◆ AIM OF THE EXERCISE
Copy out every record precisely.

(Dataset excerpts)
>>>

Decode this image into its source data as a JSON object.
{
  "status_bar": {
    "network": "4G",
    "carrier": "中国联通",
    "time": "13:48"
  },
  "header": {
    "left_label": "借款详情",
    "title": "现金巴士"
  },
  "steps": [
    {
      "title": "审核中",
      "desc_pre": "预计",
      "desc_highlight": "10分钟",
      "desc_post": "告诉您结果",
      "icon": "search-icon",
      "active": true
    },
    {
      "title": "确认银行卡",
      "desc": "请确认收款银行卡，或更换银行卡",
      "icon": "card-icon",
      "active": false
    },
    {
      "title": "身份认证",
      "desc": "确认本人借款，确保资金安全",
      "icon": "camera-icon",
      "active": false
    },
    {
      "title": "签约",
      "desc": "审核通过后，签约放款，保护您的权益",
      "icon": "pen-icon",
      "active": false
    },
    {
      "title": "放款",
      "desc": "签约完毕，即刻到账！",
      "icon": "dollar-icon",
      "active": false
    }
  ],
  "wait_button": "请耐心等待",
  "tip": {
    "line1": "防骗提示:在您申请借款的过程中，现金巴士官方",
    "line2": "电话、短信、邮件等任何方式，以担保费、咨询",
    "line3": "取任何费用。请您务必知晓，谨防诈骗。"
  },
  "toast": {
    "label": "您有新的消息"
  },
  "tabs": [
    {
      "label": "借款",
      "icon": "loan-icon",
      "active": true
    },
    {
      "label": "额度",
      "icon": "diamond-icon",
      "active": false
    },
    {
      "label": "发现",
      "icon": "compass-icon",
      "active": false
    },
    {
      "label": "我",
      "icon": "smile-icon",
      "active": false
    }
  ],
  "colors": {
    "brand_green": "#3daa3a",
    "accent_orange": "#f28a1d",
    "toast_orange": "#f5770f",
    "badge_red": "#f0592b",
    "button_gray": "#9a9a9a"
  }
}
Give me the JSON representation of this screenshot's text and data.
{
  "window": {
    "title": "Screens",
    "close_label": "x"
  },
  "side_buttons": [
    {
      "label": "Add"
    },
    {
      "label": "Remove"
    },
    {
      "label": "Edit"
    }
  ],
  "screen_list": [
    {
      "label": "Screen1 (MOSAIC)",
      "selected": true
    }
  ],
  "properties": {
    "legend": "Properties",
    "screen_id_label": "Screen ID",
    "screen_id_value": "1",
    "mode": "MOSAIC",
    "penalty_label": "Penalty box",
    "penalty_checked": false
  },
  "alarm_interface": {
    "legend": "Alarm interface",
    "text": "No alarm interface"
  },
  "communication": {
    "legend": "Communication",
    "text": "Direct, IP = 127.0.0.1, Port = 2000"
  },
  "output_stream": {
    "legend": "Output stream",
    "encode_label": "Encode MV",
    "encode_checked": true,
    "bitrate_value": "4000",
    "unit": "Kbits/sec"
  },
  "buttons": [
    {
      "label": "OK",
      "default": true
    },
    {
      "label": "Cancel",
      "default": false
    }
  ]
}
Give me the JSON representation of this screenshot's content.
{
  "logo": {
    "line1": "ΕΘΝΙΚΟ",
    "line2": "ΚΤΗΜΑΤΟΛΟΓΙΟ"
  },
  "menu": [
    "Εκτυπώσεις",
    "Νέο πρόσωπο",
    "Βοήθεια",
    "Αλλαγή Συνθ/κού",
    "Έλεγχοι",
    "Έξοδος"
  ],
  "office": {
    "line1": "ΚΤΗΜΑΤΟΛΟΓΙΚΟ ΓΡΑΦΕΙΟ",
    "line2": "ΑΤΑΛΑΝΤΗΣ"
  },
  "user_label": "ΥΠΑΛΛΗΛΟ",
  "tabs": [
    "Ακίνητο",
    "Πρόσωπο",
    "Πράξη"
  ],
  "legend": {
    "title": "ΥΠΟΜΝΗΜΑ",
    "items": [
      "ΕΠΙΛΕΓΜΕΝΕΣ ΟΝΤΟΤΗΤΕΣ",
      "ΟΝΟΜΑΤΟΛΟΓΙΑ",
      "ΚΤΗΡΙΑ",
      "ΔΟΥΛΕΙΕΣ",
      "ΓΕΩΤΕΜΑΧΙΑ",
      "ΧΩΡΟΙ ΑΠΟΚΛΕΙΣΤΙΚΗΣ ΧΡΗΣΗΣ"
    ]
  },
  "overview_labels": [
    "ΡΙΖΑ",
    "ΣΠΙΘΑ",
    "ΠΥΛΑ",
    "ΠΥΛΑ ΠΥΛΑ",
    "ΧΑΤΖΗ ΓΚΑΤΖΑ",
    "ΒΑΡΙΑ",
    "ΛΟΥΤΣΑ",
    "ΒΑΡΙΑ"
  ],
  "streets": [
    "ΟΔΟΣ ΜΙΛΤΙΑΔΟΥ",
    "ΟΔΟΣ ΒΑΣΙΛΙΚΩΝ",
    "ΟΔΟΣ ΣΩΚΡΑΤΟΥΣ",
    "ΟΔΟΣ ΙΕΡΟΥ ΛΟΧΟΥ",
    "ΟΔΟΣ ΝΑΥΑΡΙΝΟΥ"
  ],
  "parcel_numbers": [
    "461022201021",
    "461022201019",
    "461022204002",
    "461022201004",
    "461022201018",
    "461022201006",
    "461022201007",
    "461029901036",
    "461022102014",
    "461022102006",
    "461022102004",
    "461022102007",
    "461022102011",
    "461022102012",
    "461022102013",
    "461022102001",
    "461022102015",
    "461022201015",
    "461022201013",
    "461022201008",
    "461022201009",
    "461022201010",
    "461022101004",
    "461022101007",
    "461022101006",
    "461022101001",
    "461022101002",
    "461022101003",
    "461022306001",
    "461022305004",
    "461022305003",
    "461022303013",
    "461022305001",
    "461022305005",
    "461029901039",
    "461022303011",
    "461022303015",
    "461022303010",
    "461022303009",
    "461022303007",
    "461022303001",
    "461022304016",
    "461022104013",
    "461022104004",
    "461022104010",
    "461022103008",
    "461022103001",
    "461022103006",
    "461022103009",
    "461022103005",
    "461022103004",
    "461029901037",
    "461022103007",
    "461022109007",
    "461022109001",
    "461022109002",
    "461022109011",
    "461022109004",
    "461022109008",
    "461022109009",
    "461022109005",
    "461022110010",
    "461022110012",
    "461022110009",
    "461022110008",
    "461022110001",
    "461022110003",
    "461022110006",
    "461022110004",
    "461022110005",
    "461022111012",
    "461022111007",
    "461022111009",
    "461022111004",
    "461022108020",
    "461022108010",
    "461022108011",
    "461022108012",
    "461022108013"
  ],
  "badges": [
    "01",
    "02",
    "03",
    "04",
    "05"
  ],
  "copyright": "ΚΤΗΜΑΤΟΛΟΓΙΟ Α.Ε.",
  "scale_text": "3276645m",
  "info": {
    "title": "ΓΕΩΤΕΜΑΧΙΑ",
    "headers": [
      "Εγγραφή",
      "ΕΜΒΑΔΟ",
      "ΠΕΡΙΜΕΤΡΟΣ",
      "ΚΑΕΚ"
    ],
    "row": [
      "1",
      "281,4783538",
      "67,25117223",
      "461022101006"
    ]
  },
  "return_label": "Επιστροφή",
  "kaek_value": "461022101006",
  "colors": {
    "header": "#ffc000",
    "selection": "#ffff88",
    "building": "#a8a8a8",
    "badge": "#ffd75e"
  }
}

<<<

◆ RESULT FOR THIS EXERCISE
Decode this image into its source data as a JSON object.
{
  "status_bar": {
    "network": "4G",
    "carrier": "中国联通",
    "time": "13:48"
  },
  "header": {
    "left_label": "借款详情",
    "title": "现金巴士"
  },
  "steps": [
    {
      "title": "审核中",
      "desc_pre": "预计",
      "desc_highlight": "10分钟",
      "desc_post": "告诉您结果",
      "icon": "search-icon",
      "active": true
    },
    {
      "title": "确认银行卡",
      "desc": "请确认收款银行卡，或更换银行卡",
      "icon": "card-icon",
      "active": false
    },
    {
      "title": "身份认证",
      "desc": "确认本人借款，确保资金安全",
      "icon": "camera-icon",
      "active": false
    },
    {
      "title": "签约",
      "desc": "审核通过后，签约放款，保护您的权益",
      "icon": "pen-icon",
      "active": false
    },
    {
      "title": "放款",
      "desc": "签约完毕，即刻到账！",
      "icon": "dollar-icon",
      "active": false
    }
  ],
  "wait_button": "请耐心等待",
  "tip": {
    "line1": "防骗提示:在您申请借款的过程中，现金巴士官方",
    "line2": "电话、短信、邮件等任何方式，以担保费、咨询",
    "line3": "取任何费用。请您务必知晓，谨防诈骗。"
  },
  "toast": {
    "label": "您有新的消息"
  },
  "tabs": [
    {
      "label": "借款",
      "icon": "loan-icon",
      "active": true
    },
    {
      "label": "额度",
      "icon": "diamond-icon",
      "active": false
    },
    {
      "label": "发现",
      "icon": "compass-icon",
      "active": false
    },
    {
      "label": "我",
      "icon": "smile-icon",
      "active": false
    }
  ],
  "colors": {
    "brand_green": "#3daa3a",
    "accent_orange": "#f28a1d",
    "toast_orange": "#f5770f",
    "badge_red": "#f0592b",
    "button_gray": "#9a9a9a"
  }
}
Give me the JSON representation of this screenshot's text and data.
{
  "window": {
    "title": "Screens",
    "close_label": "x"
  },
  "side_buttons": [
    {
      "label": "Add"
    },
    {
      "label": "Remove"
    },
    {
      "label": "Edit"
    }
  ],
  "screen_list": [
    {
      "label": "Screen1 (MOSAIC)",
      "selected": true
    }
  ],
  "properties": {
    "legend": "Properties",
    "screen_id_label": "Screen ID",
    "screen_id_value": "1",
    "mode": "MOSAIC",
    "penalty_label": "Penalty box",
    "penalty_checked": false
  },
  "alarm_interface": {
    "legend": "Alarm interface",
    "text": "No alarm interface"
  },
  "communication": {
    "legend": "Communication",
    "text": "Direct, IP = 127.0.0.1, Port = 2000"
  },
  "output_stream": {
    "legend": "Output stream",
    "encode_label": "Encode MV",
    "encode_checked": true,
    "bitrate_value": "4000",
    "unit": "Kbits/sec"
  },
  "buttons": [
    {
      "label": "OK",
      "default": true
    },
    {
      "label": "Cancel",
      "default": false
    }
  ]
}
Give me the JSON representation of this screenshot's content.
{
  "logo": {
    "line1": "ΕΘΝΙΚΟ",
    "line2": "ΚΤΗΜΑΤΟΛΟΓΙΟ"
  },
  "menu": [
    "Εκτυπώσεις",
    "Νέο πρόσωπο",
    "Βοήθεια",
    "Αλλαγή Συνθ/κού",
    "Έλεγχοι",
    "Έξοδος"
  ],
  "office": {
    "line1": "ΚΤΗΜΑΤΟΛΟΓΙΚΟ ΓΡΑΦΕΙΟ",
    "line2": "ΑΤΑΛΑΝΤΗΣ"
  },
  "user_label": "ΥΠΑΛΛΗΛΟ",
  "tabs": [
    "Ακίνητο",
    "Πρόσωπο",
    "Πράξη"
  ],
  "legend": {
    "title": "ΥΠΟΜΝΗΜΑ",
    "items": [
      "ΕΠΙΛΕΓΜΕΝΕΣ ΟΝΤΟΤΗΤΕΣ",
      "ΟΝΟΜΑΤΟΛΟΓΙΑ",
      "ΚΤΗΡΙΑ",
      "ΔΟΥΛΕΙΕΣ",
      "ΓΕΩΤΕΜΑΧΙΑ",
      "ΧΩΡΟΙ ΑΠΟΚΛΕΙΣΤΙΚΗΣ ΧΡΗΣΗΣ"
    ]
  },
  "overview_labels": [
    "ΡΙΖΑ",
    "ΣΠΙΘΑ",
    "ΠΥΛΑ",
    "ΠΥΛΑ ΠΥΛΑ",
    "ΧΑΤΖΗ ΓΚΑΤΖΑ",
    "ΒΑΡΙΑ",
    "ΛΟΥΤΣΑ",
    "ΒΑΡΙΑ"
  ],
  "streets": [
    "ΟΔΟΣ ΜΙΛΤΙΑΔΟΥ",
    "ΟΔΟΣ ΒΑΣΙΛΙΚΩΝ",
    "ΟΔΟΣ ΣΩΚΡΑΤΟΥΣ",
    "ΟΔΟΣ ΙΕΡΟΥ ΛΟΧΟΥ",
    "ΟΔΟΣ ΝΑΥΑΡΙΝΟΥ"
  ],
  "parcel_numbers": [
    "461022201021",
    "461022201019",
    "461022204002",
    "461022201004",
    "461022201018",
    "461022201006",
    "461022201007",
    "461029901036",
    "461022102014",
    "461022102006",
    "461022102004",
    "461022102007",
    "461022102011",
    "461022102012",
    "461022102013",
    "461022102001",
    "461022102015",
    "461022201015",
    "461022201013",
    "461022201008",
    "461022201009",
    "461022201010",
    "461022101004",
    "461022101007",
    "461022101006",
    "461022101001",
    "461022101002",
    "461022101003",
    "461022306001",
    "461022305004",
    "461022305003",
    "461022303013",
    "461022305001",
    "461022305005",
    "461029901039",
    "461022303011",
    "461022303015",
    "461022303010",
    "461022303009",
    "461022303007",
    "461022303001",
    "461022304016",
    "461022104013",
    "461022104004",
    "461022104010",
    "461022103008",
    "461022103001",
    "461022103006",
    "461022103009",
    "461022103005",
    "461022103004",
    "461029901037",
    "461022103007",
    "461022109007",
    "461022109001",
    "461022109002",
    "461022109011",
    "461022109004",
    "461022109008",
    "461022109009",
    "461022109005",
    "461022110010",
    "461022110012",
    "461022110009",
    "461022110008",
    "461022110001",
    "461022110003",
    "461022110006",
    "461022110004",
    "461022110005",
    "461022111012",
    "461022111007",
    "461022111009",
    "461022111004",
    "461022108020",
    "461022108010",
    "461022108011",
    "461022108012",
    "461022108013"
  ],
  "badges": [
    "01",
    "02",
    "03",
    "04",
    "05"
  ],
  "copyright": "ΚΤΗΜΑΤΟΛΟΓΙΟ Α.Ε.",
  "scale_text": "3276645m",
  "info": {
    "title": "ΓΕΩΤΕΜΑΧΙΑ",
    "headers": [
      "Εγγραφή",
      "ΕΜΒΑΔΟ",
      "ΠΕΡΙΜΕΤΡΟΣ",
      "ΚΑΕΚ"
    ],
    "row": [
      "1",
      "281,4783538",
      "67,25117223",
      "461022101006"
    ]
  },
  "return_label": "Επιστροφή",
  "kaek_value": "461022101006",
  "colors": {
    "header": "#ffc000",
    "selection": "#ffff88",
    "building": "#a8a8a8",
    "badge": "#ffd75e"
  }
}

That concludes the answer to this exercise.